> **WHAT TO PRODUCE**: Check each line of the material below, and copy it if it holds the string "Villa".

> **DATASET RECORDS**:

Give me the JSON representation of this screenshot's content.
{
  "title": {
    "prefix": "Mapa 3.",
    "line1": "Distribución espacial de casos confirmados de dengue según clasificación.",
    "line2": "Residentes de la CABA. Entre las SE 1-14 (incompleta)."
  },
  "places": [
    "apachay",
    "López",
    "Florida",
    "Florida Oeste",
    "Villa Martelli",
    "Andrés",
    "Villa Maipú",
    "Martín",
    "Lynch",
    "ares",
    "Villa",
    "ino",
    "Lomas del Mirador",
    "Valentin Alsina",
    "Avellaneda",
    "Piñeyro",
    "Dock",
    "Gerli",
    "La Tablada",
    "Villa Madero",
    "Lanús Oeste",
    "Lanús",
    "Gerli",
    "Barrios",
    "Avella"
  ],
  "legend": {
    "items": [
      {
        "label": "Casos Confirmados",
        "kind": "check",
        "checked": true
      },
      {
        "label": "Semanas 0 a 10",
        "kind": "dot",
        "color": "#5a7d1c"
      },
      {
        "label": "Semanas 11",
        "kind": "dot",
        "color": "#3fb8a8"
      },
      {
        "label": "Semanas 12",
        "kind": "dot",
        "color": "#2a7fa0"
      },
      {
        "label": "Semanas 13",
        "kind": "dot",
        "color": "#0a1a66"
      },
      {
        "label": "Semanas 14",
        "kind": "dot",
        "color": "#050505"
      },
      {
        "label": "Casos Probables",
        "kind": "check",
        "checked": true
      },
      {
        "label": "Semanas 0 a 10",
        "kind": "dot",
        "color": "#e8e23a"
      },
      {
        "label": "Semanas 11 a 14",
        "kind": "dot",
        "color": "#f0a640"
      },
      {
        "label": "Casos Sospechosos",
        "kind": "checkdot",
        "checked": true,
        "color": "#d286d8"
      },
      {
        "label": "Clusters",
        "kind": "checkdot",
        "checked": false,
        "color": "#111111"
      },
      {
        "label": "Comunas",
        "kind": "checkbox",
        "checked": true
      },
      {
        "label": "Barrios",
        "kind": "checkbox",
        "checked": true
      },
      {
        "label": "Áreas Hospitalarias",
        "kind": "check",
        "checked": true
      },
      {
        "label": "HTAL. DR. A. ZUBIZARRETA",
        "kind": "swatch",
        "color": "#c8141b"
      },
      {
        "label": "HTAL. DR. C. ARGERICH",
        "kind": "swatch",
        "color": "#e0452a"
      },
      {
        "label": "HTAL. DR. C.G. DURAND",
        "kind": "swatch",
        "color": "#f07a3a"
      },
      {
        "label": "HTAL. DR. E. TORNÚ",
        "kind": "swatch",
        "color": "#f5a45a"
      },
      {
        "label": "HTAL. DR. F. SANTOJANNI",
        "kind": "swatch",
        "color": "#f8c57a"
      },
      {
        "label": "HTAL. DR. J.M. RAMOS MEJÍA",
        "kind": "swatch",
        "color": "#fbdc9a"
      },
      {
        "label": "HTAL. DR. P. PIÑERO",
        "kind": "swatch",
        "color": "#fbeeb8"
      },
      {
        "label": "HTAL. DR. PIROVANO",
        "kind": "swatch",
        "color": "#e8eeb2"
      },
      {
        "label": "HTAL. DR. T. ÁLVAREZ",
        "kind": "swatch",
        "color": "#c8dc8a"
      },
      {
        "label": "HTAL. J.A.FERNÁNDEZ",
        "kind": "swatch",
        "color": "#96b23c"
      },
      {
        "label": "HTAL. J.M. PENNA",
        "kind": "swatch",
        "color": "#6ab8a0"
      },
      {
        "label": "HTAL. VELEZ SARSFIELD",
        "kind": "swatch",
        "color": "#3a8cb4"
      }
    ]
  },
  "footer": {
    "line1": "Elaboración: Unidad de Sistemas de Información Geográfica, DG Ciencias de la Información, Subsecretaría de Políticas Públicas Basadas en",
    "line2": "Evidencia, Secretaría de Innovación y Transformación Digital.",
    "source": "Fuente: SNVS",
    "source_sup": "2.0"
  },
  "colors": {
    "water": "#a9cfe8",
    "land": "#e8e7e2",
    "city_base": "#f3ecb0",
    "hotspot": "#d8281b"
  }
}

> **ANSWER TO THIS TASK**:
    "Villa Martelli",
    "Villa Maipú",
    "Villa",
    "Villa Madero",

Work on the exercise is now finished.